_CHALLENGE 1_.
In the gold market report, what price per ounce did gold bars in London's wholesale bullion market return to on Wednesday lunchtime?
_CHALLENGE 2_.
Pick up the gold market report after its final sentence and carry it forward.

_PAGE EXCERPT_.
——

Gold News

Record Prices Spur Gold Bar Smuggling Out of China, Negative Real Rates 'Boost Silver' as UK Pound Sinks Again

GOLD BARS traded in London's wholesale bullion market fell and then rose back to $1935 per ounce Wednesday lunchtime, standing unchanged for the week so far as Western stock markets stemmed the steep plunge of the last 4 sessions.
 
With the EuroStoxx 600 rallying 0.9%, the Nasdaq 100 index of US-listed tech stocks headed for a 1.5% rise at today's opening in New York, trimming its plunge of 1/10th from last Wednesday's new all-time high.
 
Relative to gold – against which the index peaked at more than 15 ounces at the top of the DotCom Bubble in March 2000 – the Nasdaq has now gone sideways since the middle of 2018, despite rising by more than one-half in cash terms.

——

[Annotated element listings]
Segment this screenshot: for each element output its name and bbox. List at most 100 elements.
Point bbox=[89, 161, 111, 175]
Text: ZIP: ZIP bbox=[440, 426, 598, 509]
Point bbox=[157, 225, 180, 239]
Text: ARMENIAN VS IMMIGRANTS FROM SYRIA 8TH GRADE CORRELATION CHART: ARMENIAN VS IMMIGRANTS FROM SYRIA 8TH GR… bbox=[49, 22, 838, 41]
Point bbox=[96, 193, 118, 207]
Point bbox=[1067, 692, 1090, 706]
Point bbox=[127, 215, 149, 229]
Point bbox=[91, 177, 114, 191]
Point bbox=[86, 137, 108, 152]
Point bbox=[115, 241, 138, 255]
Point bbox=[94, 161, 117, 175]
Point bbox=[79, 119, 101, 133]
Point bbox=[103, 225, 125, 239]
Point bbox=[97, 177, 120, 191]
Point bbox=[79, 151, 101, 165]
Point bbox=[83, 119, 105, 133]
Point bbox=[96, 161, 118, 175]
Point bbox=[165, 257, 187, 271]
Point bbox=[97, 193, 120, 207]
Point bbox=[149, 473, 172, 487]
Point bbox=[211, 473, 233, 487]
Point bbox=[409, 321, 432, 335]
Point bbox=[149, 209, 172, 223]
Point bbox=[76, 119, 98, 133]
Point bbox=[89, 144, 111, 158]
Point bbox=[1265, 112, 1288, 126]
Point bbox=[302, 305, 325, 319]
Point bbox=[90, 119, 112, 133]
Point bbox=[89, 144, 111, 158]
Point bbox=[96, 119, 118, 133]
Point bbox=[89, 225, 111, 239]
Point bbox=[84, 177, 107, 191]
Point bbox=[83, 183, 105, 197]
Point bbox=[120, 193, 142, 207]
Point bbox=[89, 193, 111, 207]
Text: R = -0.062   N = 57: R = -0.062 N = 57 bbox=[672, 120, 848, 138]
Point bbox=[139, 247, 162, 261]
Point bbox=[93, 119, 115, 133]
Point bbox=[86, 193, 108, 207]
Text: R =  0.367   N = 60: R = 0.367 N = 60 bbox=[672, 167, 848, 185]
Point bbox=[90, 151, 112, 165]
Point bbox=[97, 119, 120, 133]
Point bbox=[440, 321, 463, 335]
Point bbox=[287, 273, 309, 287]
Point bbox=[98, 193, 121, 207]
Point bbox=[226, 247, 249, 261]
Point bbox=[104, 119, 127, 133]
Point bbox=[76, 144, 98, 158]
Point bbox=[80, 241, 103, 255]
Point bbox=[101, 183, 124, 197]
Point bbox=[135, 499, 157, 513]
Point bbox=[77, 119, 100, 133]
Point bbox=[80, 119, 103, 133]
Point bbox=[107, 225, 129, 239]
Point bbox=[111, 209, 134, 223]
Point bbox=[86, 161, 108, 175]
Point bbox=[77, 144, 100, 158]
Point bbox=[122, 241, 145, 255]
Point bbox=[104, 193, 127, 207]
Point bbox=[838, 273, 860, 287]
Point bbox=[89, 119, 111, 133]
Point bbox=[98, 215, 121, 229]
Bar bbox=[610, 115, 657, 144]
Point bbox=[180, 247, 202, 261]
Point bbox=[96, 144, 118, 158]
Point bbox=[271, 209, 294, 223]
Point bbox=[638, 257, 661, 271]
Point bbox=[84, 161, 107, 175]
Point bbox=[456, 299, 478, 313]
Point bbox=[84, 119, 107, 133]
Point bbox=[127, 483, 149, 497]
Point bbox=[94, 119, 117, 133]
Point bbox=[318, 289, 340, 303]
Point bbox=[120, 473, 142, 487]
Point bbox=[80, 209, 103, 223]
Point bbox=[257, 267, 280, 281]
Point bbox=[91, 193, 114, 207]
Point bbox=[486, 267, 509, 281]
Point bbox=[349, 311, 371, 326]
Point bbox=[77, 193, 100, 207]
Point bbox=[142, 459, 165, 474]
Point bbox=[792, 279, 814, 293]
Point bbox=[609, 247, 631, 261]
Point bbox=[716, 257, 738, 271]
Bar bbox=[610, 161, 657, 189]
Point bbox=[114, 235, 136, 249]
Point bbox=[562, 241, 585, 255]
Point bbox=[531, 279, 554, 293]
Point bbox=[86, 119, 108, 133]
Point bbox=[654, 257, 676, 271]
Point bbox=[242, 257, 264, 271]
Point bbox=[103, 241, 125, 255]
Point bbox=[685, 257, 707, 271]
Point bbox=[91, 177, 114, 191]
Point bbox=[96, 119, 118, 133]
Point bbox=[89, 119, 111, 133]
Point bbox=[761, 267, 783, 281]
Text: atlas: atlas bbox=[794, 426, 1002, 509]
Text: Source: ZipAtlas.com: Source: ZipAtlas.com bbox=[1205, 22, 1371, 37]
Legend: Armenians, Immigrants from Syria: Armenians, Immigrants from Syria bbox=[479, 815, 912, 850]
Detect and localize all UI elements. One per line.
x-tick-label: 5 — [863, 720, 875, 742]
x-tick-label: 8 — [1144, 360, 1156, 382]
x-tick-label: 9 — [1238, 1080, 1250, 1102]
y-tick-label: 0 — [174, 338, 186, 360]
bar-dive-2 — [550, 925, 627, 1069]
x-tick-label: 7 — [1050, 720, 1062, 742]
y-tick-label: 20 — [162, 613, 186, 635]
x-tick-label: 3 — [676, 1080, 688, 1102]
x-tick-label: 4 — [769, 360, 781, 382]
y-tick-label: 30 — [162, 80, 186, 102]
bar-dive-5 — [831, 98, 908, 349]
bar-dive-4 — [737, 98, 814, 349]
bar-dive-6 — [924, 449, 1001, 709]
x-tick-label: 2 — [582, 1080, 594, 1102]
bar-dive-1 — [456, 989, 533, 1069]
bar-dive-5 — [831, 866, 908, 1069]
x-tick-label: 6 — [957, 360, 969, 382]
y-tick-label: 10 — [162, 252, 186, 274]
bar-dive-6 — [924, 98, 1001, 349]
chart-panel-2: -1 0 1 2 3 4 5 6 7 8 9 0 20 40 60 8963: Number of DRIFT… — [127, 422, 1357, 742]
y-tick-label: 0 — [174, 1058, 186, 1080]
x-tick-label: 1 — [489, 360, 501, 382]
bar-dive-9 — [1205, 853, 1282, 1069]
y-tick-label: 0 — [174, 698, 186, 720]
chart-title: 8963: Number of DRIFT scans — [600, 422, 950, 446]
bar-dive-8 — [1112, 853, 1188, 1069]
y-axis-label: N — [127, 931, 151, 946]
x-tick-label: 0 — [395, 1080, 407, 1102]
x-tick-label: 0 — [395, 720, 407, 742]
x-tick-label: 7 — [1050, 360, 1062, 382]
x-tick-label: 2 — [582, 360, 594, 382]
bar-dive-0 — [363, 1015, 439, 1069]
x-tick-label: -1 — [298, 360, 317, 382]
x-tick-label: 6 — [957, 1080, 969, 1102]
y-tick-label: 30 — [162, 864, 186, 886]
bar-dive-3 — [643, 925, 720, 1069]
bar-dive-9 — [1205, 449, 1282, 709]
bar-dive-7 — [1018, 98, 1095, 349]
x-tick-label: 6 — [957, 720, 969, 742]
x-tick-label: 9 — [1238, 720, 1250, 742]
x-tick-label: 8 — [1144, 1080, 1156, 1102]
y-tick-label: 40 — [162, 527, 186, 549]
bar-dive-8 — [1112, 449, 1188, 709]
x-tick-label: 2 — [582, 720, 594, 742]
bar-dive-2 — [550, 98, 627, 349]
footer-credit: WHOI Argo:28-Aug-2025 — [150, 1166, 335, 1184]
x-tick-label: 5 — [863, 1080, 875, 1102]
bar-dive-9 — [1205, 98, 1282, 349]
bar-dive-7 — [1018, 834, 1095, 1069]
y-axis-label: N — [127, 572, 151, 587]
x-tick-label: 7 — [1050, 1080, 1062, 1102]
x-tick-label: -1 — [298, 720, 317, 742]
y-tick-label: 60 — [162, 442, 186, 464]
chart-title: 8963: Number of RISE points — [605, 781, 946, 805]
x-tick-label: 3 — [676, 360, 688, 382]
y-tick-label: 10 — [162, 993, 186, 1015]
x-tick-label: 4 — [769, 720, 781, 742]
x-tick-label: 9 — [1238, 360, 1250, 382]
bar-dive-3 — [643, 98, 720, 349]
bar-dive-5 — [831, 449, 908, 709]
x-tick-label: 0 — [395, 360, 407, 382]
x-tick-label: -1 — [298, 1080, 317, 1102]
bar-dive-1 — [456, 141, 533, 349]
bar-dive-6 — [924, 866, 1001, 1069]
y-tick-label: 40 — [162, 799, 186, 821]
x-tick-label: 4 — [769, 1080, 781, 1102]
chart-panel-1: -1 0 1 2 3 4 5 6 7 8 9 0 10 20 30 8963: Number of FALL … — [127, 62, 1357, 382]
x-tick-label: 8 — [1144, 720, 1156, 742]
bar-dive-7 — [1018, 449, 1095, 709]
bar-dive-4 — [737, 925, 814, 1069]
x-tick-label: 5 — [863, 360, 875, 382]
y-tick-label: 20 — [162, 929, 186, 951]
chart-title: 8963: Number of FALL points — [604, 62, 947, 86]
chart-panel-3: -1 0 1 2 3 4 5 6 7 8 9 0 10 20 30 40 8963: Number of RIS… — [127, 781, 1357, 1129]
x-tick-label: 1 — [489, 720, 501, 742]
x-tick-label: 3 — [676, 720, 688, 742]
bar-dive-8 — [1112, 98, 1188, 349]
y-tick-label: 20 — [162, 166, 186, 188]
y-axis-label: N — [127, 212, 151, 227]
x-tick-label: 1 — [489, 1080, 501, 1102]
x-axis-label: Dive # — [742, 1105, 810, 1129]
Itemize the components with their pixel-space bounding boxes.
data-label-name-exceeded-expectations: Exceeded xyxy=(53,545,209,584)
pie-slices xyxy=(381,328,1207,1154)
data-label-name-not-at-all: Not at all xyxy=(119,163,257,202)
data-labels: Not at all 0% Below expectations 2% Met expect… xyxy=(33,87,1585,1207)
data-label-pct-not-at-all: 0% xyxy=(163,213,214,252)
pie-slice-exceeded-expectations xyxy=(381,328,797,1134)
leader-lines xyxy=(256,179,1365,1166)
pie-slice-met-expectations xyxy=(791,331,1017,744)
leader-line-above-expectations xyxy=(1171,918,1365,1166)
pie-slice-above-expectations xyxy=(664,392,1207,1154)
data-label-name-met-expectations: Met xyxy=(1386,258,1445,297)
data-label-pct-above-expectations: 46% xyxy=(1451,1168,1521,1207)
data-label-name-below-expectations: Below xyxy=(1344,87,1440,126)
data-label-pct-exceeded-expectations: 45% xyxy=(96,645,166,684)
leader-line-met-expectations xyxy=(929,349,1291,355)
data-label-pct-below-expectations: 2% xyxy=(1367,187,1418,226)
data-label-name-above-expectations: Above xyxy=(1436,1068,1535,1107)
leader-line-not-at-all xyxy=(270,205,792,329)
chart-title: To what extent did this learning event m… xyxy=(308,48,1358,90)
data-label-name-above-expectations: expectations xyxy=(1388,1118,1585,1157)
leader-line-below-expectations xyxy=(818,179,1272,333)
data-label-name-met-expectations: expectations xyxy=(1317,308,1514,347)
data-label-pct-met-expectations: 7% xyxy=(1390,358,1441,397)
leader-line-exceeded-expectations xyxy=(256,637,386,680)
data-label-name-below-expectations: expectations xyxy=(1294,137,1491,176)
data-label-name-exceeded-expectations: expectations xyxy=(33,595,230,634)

——

_OUTPUT 1_.
$1935 per ounce

_OUTPUT 2_.
Chart of Nasdaq 100 tech-stock index priced in ounces of gold. Source: St.Louis Fed
 
Gold prices in China today fell to trade $51 per ounce below London quotes, suggesting weak demand versus supply in the metal's No.1 mining, importing and household consumer nation – from where it is illegal to export gold bullion bars.
 
"There is a difference in gold prices [between] Hong Kong and mainland China," the South China Morning Post today quotes a police officer in the city, blaming this 10-20% gap for an attempt to smuggle 20 one-kilogram gold bars – worth around US$1m – into the formerly 'autonomous' region of the Communist dictatorship.
 
2020's record-high gold prices have also spurred a fresh surge in illegal 'zama zama' mining in South Africa – the metal's former No.1 producer nation – extending the trend for artisanal, small-scale mining (ASM) to grow while larger, legal output flat-lines worldwide.
 
"The [official] mining sector over many years has shrunk quite a lot in South Africa," says James Wellsted of Sibanye Stillwater (JSE: SSW), South Africa's largest legal producer.
 
"That's meant there are a lot of ex-miners who now don't have jobs, and some of them resort to illegal mining. And it is a very big challenge for the mining industry and the country as a whole."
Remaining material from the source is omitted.